## Goal
Return every line below as is, leaving out the pictures.

## Provided data
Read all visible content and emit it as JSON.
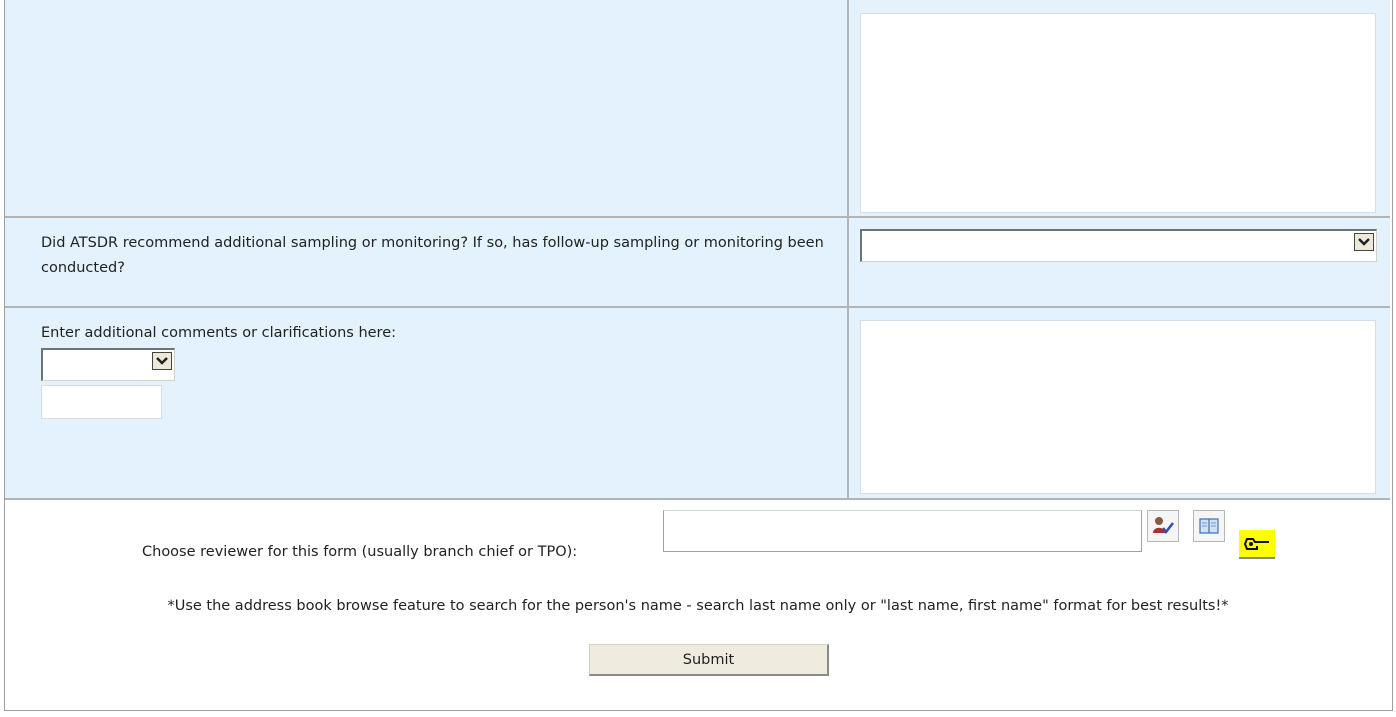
{
  "questions": [
    {
      "label": "Did ATSDR recommend additional sampling or monitoring? If so, has follow-up sampling or monitoring been conducted?",
      "answer": ""
    },
    {
      "label": "Enter additional comments or clarifications here:",
      "select_value": "",
      "input_value": "",
      "answer": ""
    }
  ],
  "reviewer": {
    "label": "Choose reviewer for this form (usually branch chief or TPO):",
    "value": "",
    "note": "*Use the address book browse feature to search for the person's name - search last name only or \"last name, first name\" format for best results!*"
  },
  "submit_label": "Submit",
  "icons": [
    "check-names-icon",
    "address-book-icon",
    "pointing-hand-icon"
  ],
  "colors": {
    "cell_bg": "#e3f2fc",
    "border": "#b4b4b4",
    "highlight": "#ffff00"
  }
}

## Written answer
Read all visible content and emit it as JSON.
{
  "questions": [
    {
      "label": "Did ATSDR recommend additional sampling or monitoring? If so, has follow-up sampling or monitoring been conducted?",
      "answer": ""
    },
    {
      "label": "Enter additional comments or clarifications here:",
      "select_value": "",
      "input_value": "",
      "answer": ""
    }
  ],
  "reviewer": {
    "label": "Choose reviewer for this form (usually branch chief or TPO):",
    "value": "",
    "note": "*Use the address book browse feature to search for the person's name - search last name only or \"last name, first name\" format for best results!*"
  },
  "submit_label": "Submit",
  "icons": [
    "check-names-icon",
    "address-book-icon",
    "pointing-hand-icon"
  ],
  "colors": {
    "cell_bg": "#e3f2fc",
    "border": "#b4b4b4",
    "highlight": "#ffff00"
  }
}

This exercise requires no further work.